Dataset items:
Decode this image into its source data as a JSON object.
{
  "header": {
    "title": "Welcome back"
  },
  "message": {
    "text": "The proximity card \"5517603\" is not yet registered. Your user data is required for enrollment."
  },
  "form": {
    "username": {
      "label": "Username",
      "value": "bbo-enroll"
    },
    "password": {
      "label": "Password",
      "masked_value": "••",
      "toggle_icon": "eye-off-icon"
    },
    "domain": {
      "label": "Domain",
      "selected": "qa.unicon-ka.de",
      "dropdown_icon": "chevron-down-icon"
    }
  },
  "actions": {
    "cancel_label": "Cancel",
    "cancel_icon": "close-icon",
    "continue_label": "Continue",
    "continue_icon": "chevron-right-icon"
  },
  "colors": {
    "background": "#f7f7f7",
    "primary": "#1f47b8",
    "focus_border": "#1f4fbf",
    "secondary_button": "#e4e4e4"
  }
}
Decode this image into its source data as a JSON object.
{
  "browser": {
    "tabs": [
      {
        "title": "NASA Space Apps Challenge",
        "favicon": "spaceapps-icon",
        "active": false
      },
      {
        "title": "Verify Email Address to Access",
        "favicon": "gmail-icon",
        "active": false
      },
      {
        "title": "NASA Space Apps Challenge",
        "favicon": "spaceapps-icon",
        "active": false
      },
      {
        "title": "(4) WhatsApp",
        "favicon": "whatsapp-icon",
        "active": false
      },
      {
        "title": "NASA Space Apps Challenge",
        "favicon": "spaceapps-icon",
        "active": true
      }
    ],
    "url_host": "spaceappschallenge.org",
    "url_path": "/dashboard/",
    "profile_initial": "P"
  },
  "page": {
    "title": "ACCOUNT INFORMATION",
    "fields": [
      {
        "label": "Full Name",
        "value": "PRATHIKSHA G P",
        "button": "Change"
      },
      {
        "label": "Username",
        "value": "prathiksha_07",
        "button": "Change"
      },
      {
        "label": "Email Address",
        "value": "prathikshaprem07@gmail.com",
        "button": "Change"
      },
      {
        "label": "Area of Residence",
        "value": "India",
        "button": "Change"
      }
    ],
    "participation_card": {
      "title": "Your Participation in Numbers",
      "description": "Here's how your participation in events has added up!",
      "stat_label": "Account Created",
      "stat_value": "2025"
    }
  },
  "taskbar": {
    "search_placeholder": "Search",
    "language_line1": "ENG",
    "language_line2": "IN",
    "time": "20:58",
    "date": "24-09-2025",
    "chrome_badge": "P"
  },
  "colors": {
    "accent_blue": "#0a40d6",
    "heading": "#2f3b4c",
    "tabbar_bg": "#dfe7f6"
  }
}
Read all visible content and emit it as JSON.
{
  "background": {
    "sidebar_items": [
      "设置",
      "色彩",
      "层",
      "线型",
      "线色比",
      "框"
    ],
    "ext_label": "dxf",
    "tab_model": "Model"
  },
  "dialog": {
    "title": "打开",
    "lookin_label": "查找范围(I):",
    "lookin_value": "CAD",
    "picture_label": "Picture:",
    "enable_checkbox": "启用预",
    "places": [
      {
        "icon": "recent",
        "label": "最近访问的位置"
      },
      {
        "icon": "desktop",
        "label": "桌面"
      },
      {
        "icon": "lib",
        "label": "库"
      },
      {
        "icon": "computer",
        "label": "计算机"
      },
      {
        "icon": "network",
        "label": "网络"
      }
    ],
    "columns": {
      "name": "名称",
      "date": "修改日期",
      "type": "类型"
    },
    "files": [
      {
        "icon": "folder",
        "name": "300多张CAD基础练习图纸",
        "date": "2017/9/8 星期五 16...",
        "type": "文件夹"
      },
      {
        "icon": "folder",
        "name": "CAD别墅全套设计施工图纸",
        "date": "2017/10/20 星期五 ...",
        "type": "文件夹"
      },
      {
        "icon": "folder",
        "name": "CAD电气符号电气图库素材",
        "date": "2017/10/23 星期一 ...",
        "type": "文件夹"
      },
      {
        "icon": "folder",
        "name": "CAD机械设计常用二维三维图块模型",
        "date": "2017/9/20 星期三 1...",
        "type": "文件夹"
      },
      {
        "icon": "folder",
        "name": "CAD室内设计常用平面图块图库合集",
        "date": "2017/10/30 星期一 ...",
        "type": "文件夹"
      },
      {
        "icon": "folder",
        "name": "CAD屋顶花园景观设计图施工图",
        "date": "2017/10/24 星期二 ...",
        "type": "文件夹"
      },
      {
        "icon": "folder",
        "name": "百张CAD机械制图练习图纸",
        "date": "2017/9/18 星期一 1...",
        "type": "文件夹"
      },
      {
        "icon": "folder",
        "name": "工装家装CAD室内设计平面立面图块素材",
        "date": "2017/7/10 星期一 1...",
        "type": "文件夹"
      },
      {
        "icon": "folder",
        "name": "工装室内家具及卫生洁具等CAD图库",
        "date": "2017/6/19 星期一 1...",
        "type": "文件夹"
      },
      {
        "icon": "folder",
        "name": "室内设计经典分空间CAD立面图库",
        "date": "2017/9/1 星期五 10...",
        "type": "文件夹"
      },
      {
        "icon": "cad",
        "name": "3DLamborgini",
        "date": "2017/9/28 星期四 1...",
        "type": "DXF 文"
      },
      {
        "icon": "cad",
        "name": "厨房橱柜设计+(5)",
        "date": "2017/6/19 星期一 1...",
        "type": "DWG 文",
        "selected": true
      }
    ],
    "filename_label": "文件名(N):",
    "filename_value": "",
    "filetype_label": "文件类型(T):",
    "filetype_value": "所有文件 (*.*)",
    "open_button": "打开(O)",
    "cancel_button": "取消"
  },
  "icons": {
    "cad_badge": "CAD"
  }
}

GIVEN REQUEST: Extract the full set of entries word for word.

CORRECT RESULT:
Decode this image into its source data as a JSON object.
{
  "header": {
    "title": "Welcome back"
  },
  "message": {
    "text": "The proximity card \"5517603\" is not yet registered. Your user data is required for enrollment."
  },
  "form": {
    "username": {
      "label": "Username",
      "value": "bbo-enroll"
    },
    "password": {
      "label": "Password",
      "masked_value": "••",
      "toggle_icon": "eye-off-icon"
    },
    "domain": {
      "label": "Domain",
      "selected": "qa.unicon-ka.de",
      "dropdown_icon": "chevron-down-icon"
    }
  },
  "actions": {
    "cancel_label": "Cancel",
    "cancel_icon": "close-icon",
    "continue_label": "Continue",
    "continue_icon": "chevron-right-icon"
  },
  "colors": {
    "background": "#f7f7f7",
    "primary": "#1f47b8",
    "focus_border": "#1f4fbf",
    "secondary_button": "#e4e4e4"
  }
}
Decode this image into its source data as a JSON object.
{
  "browser": {
    "tabs": [
      {
        "title": "NASA Space Apps Challenge",
        "favicon": "spaceapps-icon",
        "active": false
      },
      {
        "title": "Verify Email Address to Access",
        "favicon": "gmail-icon",
        "active": false
      },
      {
        "title": "NASA Space Apps Challenge",
        "favicon": "spaceapps-icon",
        "active": false
      },
      {
        "title": "(4) WhatsApp",
        "favicon": "whatsapp-icon",
        "active": false
      },
      {
        "title": "NASA Space Apps Challenge",
        "favicon": "spaceapps-icon",
        "active": true
      }
    ],
    "url_host": "spaceappschallenge.org",
    "url_path": "/dashboard/",
    "profile_initial": "P"
  },
  "page": {
    "title": "ACCOUNT INFORMATION",
    "fields": [
      {
        "label": "Full Name",
        "value": "PRATHIKSHA G P",
        "button": "Change"
      },
      {
        "label": "Username",
        "value": "prathiksha_07",
        "button": "Change"
      },
      {
        "label": "Email Address",
        "value": "prathikshaprem07@gmail.com",
        "button": "Change"
      },
      {
        "label": "Area of Residence",
        "value": "India",
        "button": "Change"
      }
    ],
    "participation_card": {
      "title": "Your Participation in Numbers",
      "description": "Here's how your participation in events has added up!",
      "stat_label": "Account Created",
      "stat_value": "2025"
    }
  },
  "taskbar": {
    "search_placeholder": "Search",
    "language_line1": "ENG",
    "language_line2": "IN",
    "time": "20:58",
    "date": "24-09-2025",
    "chrome_badge": "P"
  },
  "colors": {
    "accent_blue": "#0a40d6",
    "heading": "#2f3b4c",
    "tabbar_bg": "#dfe7f6"
  }
}
Read all visible content and emit it as JSON.
{
  "background": {
    "sidebar_items": [
      "设置",
      "色彩",
      "层",
      "线型",
      "线色比",
      "框"
    ],
    "ext_label": "dxf",
    "tab_model": "Model"
  },
  "dialog": {
    "title": "打开",
    "lookin_label": "查找范围(I):",
    "lookin_value": "CAD",
    "picture_label": "Picture:",
    "enable_checkbox": "启用预",
    "places": [
      {
        "icon": "recent",
        "label": "最近访问的位置"
      },
      {
        "icon": "desktop",
        "label": "桌面"
      },
      {
        "icon": "lib",
        "label": "库"
      },
      {
        "icon": "computer",
        "label": "计算机"
      },
      {
        "icon": "network",
        "label": "网络"
      }
    ],
    "columns": {
      "name": "名称",
      "date": "修改日期",
      "type": "类型"
    },
    "files": [
      {
        "icon": "folder",
        "name": "300多张CAD基础练习图纸",
        "date": "2017/9/8 星期五 16...",
        "type": "文件夹"
      },
      {
        "icon": "folder",
        "name": "CAD别墅全套设计施工图纸",
        "date": "2017/10/20 星期五 ...",
        "type": "文件夹"
      },
      {
        "icon": "folder",
        "name": "CAD电气符号电气图库素材",
        "date": "2017/10/23 星期一 ...",
        "type": "文件夹"
      },
      {
        "icon": "folder",
        "name": "CAD机械设计常用二维三维图块模型",
        "date": "2017/9/20 星期三 1...",
        "type": "文件夹"
      },
      {
        "icon": "folder",
        "name": "CAD室内设计常用平面图块图库合集",
        "date": "2017/10/30 星期一 ...",
        "type": "文件夹"
      },
      {
        "icon": "folder",
        "name": "CAD屋顶花园景观设计图施工图",
        "date": "2017/10/24 星期二 ...",
        "type": "文件夹"
      },
      {
        "icon": "folder",
        "name": "百张CAD机械制图练习图纸",
        "date": "2017/9/18 星期一 1...",
        "type": "文件夹"
      },
      {
        "icon": "folder",
        "name": "工装家装CAD室内设计平面立面图块素材",
        "date": "2017/7/10 星期一 1...",
        "type": "文件夹"
      },
      {
        "icon": "folder",
        "name": "工装室内家具及卫生洁具等CAD图库",
        "date": "2017/6/19 星期一 1...",
        "type": "文件夹"
      },
      {
        "icon": "folder",
        "name": "室内设计经典分空间CAD立面图库",
        "date": "2017/9/1 星期五 10...",
        "type": "文件夹"
      },
      {
        "icon": "cad",
        "name": "3DLamborgini",
        "date": "2017/9/28 星期四 1...",
        "type": "DXF 文"
      },
      {
        "icon": "cad",
        "name": "厨房橱柜设计+(5)",
        "date": "2017/6/19 星期一 1...",
        "type": "DWG 文",
        "selected": true
      }
    ],
    "filename_label": "文件名(N):",
    "filename_value": "",
    "filetype_label": "文件类型(T):",
    "filetype_value": "所有文件 (*.*)",
    "open_button": "打开(O)",
    "cancel_button": "取消"
  },
  "icons": {
    "cad_badge": "CAD"
  }
}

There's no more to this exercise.